Aim – Copy every line of the records below word for word, keeping each number and punctuation mark unchanged.

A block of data
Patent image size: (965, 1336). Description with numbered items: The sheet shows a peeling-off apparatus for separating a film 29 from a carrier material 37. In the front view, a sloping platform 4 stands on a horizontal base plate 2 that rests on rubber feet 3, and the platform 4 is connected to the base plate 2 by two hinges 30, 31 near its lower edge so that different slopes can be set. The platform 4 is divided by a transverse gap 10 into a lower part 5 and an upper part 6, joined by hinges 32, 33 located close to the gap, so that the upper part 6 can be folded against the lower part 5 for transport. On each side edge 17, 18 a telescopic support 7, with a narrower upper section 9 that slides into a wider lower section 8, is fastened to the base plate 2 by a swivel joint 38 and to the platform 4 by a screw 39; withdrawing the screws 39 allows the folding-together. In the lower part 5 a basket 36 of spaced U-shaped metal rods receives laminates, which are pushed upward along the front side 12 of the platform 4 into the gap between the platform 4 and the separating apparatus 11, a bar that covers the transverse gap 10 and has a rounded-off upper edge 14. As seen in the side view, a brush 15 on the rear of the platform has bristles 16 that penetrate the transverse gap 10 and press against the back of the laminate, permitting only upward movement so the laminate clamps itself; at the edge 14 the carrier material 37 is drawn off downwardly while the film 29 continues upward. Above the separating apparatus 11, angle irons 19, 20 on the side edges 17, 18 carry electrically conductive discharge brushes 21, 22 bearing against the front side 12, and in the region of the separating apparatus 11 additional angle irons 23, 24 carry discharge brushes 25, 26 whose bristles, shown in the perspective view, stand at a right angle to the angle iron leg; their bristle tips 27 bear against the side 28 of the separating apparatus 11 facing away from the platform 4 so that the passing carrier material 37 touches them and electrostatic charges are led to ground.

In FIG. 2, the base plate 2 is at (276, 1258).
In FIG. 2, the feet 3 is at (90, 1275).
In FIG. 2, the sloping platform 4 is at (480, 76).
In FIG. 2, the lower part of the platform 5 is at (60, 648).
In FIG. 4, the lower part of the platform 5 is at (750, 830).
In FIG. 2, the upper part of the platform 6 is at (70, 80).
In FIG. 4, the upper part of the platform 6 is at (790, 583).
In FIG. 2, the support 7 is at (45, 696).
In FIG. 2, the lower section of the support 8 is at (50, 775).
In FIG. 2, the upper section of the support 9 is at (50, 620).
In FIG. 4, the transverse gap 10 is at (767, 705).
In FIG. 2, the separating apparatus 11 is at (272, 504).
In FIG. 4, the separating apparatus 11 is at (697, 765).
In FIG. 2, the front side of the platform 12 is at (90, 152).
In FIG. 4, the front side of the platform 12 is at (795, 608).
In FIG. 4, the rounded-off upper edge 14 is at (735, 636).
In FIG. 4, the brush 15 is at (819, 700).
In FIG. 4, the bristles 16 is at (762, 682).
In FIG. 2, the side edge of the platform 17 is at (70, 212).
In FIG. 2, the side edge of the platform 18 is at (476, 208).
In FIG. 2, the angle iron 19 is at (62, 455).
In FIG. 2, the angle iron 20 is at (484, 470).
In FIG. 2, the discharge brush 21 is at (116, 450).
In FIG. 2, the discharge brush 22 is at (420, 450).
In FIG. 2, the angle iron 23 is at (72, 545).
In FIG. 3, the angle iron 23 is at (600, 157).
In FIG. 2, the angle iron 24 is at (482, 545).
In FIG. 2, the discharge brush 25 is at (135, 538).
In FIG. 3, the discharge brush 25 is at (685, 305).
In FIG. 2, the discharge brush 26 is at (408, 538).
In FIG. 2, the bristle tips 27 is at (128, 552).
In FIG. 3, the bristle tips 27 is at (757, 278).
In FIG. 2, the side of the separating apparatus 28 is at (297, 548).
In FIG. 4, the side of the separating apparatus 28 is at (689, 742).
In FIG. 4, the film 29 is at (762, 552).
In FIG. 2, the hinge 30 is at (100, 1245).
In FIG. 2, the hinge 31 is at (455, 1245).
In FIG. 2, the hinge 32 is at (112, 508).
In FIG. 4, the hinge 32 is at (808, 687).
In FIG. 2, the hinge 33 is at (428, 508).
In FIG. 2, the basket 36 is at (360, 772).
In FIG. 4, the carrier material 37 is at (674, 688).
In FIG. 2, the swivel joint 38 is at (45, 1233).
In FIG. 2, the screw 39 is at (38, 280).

Complete response –
Patent image size: (965, 1336). Description with numbered items: The sheet shows a peeling-off apparatus for separating a film 29 from a carrier material 37. In the front view, a sloping platform 4 stands on a horizontal base plate 2 that rests on rubber feet 3, and the platform 4 is connected to the base plate 2 by two hinges 30, 31 near its lower edge so that different slopes can be set. The platform 4 is divided by a transverse gap 10 into a lower part 5 and an upper part 6, joined by hinges 32, 33 located close to the gap, so that the upper part 6 can be folded against the lower part 5 for transport. On each side edge 17, 18 a telescopic support 7, with a narrower upper section 9 that slides into a wider lower section 8, is fastened to the base plate 2 by a swivel joint 38 and to the platform 4 by a screw 39; withdrawing the screws 39 allows the folding-together. In the lower part 5 a basket 36 of spaced U-shaped metal rods receives laminates, which are pushed upward along the front side 12 of the platform 4 into the gap between the platform 4 and the separating apparatus 11, a bar that covers the transverse gap 10 and has a rounded-off upper edge 14. As seen in the side view, a brush 15 on the rear of the platform has bristles 16 that penetrate the transverse gap 10 and press against the back of the laminate, permitting only upward movement so the laminate clamps itself; at the edge 14 the carrier material 37 is drawn off downwardly while the film 29 continues upward. Above the separating apparatus 11, angle irons 19, 20 on the side edges 17, 18 carry electrically conductive discharge brushes 21, 22 bearing against the front side 12, and in the region of the separating apparatus 11 additional angle irons 23, 24 carry discharge brushes 25, 26 whose bristles, shown in the perspective view, stand at a right angle to the angle iron leg; their bristle tips 27 bear against the side 28 of the separating apparatus 11 facing away from the platform 4 so that the passing carrier material 37 touches them and electrostatic charges are led to ground.

In FIG. 2, the base plate 2 is at (276, 1258).
In FIG. 2, the feet 3 is at (90, 1275).
In FIG. 2, the sloping platform 4 is at (480, 76).
In FIG. 2, the lower part of the platform 5 is at (60, 648).
In FIG. 4, the lower part of the platform 5 is at (750, 830).
In FIG. 2, the upper part of the platform 6 is at (70, 80).
In FIG. 4, the upper part of the platform 6 is at (790, 583).
In FIG. 2, the support 7 is at (45, 696).
In FIG. 2, the lower section of the support 8 is at (50, 775).
In FIG. 2, the upper section of the support 9 is at (50, 620).
In FIG. 4, the transverse gap 10 is at (767, 705).
In FIG. 2, the separating apparatus 11 is at (272, 504).
In FIG. 4, the separating apparatus 11 is at (697, 765).
In FIG. 2, the front side of the platform 12 is at (90, 152).
In FIG. 4, the front side of the platform 12 is at (795, 608).
In FIG. 4, the rounded-off upper edge 14 is at (735, 636).
In FIG. 4, the brush 15 is at (819, 700).
In FIG. 4, the bristles 16 is at (762, 682).
In FIG. 2, the side edge of the platform 17 is at (70, 212).
In FIG. 2, the side edge of the platform 18 is at (476, 208).
In FIG. 2, the angle iron 19 is at (62, 455).
In FIG. 2, the angle iron 20 is at (484, 470).
In FIG. 2, the discharge brush 21 is at (116, 450).
In FIG. 2, the discharge brush 22 is at (420, 450).
In FIG. 2, the angle iron 23 is at (72, 545).
In FIG. 3, the angle iron 23 is at (600, 157).
In FIG. 2, the angle iron 24 is at (482, 545).
In FIG. 2, the discharge brush 25 is at (135, 538).
In FIG. 3, the discharge brush 25 is at (685, 305).
In FIG. 2, the discharge brush 26 is at (408, 538).
In FIG. 2, the bristle tips 27 is at (128, 552).
In FIG. 3, the bristle tips 27 is at (757, 278).
In FIG. 2, the side of the separating apparatus 28 is at (297, 548).
In FIG. 4, the side of the separating apparatus 28 is at (689, 742).
In FIG. 4, the film 29 is at (762, 552).
In FIG. 2, the hinge 30 is at (100, 1245).
In FIG. 2, the hinge 31 is at (455, 1245).
In FIG. 2, the hinge 32 is at (112, 508).
In FIG. 4, the hinge 32 is at (808, 687).
In FIG. 2, the hinge 33 is at (428, 508).
In FIG. 2, the basket 36 is at (360, 772).
In FIG. 4, the carrier material 37 is at (674, 688).
In FIG. 2, the swivel joint 38 is at (45, 1233).
In FIG. 2, the screw 39 is at (38, 280).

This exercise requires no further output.